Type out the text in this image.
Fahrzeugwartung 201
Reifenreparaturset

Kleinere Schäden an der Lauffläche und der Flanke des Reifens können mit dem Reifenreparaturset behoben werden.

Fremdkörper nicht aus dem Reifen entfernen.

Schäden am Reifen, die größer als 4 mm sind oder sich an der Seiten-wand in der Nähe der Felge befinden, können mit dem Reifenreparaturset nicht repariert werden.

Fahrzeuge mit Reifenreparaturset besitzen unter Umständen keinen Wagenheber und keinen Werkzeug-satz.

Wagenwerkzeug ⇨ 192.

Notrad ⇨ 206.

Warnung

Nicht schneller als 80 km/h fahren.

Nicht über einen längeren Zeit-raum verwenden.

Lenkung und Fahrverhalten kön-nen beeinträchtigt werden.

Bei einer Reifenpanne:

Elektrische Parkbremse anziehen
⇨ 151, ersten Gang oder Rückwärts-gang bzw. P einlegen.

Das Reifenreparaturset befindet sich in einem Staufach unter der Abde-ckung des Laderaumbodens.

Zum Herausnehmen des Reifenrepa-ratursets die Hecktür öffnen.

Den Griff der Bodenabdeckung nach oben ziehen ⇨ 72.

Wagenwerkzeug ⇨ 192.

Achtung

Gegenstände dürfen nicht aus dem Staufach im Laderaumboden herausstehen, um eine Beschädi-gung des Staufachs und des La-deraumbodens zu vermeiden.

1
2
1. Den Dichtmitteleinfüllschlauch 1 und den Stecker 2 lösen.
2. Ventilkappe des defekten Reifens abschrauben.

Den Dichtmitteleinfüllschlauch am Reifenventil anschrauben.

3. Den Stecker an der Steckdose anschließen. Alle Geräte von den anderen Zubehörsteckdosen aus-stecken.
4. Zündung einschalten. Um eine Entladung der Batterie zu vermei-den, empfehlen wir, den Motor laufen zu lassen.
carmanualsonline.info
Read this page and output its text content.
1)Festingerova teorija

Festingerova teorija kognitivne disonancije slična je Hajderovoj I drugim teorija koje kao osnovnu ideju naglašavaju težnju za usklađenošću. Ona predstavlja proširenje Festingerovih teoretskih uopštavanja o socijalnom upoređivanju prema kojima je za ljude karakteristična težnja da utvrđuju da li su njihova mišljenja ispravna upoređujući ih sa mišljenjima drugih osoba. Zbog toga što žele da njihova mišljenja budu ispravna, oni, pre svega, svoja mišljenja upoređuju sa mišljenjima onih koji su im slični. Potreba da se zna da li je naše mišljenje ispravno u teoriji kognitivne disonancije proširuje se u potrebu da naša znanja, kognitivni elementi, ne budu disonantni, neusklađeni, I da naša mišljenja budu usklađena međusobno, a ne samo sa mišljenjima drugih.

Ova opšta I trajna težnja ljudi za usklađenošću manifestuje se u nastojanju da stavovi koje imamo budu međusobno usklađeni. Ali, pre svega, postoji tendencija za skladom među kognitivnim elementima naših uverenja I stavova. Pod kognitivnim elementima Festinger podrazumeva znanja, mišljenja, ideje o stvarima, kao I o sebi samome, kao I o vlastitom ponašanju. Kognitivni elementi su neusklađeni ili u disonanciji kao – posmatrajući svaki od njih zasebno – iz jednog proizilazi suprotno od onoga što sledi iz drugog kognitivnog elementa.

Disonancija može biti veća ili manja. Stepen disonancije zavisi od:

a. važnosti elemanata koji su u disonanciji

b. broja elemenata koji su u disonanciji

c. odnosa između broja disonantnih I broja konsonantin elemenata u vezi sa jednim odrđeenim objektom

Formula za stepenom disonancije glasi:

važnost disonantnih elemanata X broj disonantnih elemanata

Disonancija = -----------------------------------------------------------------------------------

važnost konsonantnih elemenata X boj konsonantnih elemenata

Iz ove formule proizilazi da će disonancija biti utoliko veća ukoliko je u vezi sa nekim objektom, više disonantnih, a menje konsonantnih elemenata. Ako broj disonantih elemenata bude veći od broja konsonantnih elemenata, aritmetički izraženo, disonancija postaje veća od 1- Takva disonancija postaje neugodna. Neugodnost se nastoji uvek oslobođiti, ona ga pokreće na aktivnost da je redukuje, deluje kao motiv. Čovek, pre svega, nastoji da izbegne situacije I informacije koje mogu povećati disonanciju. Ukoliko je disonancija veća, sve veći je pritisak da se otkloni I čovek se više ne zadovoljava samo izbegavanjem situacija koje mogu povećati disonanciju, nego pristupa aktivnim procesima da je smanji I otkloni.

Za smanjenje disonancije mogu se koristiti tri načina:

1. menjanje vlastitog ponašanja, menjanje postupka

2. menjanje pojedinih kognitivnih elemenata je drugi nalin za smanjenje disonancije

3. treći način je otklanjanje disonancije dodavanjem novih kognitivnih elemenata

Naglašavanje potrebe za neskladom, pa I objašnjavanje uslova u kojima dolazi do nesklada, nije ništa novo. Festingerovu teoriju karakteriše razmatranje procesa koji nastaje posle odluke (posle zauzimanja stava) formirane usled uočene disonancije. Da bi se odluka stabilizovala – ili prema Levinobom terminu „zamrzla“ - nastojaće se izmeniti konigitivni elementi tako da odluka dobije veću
┄┄┄┄┄┄┄┄┄┄┄┄┄┄┄┄┄┄┄┄
◆ Task to complete ◆
Wherever the word "Stecker" occurs in a line of the listing, copy that line.

◆ Problem solution ◆
1. Den Dichtmitteleinfüllschlauch 1 und den Stecker 2 lösen.
3. Den Stecker an der Steckdose anschließen. Alle Geräte von den anderen Zubehörsteckdosen aus-stecken.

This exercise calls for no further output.